Copy out every line in the entries below that includes "show".

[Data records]
________________________________________

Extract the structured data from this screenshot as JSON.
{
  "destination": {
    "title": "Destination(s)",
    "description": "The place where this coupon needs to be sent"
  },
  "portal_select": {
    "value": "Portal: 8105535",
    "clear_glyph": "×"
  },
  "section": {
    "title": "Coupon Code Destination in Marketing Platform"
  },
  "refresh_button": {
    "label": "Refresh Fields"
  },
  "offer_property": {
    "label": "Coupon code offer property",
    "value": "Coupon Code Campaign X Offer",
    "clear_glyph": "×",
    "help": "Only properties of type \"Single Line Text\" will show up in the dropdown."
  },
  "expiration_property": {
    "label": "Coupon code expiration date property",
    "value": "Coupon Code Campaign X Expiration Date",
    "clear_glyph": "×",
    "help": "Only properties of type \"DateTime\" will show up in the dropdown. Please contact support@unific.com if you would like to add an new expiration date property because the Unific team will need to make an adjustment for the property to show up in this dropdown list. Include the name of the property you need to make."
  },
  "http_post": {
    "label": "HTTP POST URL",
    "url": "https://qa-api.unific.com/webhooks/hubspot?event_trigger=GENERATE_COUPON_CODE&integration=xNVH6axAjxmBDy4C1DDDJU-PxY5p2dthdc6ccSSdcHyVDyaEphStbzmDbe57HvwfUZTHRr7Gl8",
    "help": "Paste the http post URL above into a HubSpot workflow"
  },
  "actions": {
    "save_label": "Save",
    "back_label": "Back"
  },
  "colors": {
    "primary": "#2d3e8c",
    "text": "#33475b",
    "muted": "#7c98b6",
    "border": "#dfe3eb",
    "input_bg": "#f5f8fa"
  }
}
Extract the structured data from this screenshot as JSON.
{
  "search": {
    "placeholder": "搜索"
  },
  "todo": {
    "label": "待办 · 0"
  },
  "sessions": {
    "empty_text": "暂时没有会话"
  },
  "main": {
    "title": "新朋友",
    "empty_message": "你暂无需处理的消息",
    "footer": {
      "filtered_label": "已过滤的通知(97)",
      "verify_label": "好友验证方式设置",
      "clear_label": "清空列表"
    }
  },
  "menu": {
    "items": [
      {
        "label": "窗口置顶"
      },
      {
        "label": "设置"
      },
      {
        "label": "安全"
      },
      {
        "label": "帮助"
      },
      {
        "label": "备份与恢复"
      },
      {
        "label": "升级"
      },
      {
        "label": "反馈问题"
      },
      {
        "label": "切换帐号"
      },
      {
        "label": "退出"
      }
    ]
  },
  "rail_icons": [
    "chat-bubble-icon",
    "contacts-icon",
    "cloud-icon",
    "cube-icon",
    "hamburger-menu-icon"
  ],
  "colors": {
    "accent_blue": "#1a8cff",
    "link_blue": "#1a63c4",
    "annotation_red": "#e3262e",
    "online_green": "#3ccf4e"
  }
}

________________________________________

# TASK RESULT:
    "help": "Only properties of type \"Single Line Text\" will show up in the dropdown."
    "help": "Only properties of type \"DateTime\" will show up in the dropdown. Please contact support@unific.com if you would like to add an new expiration date property because the Unific team will need to make an adjustment for the property to show up in this dropdown list. Include the name of the property you need to make."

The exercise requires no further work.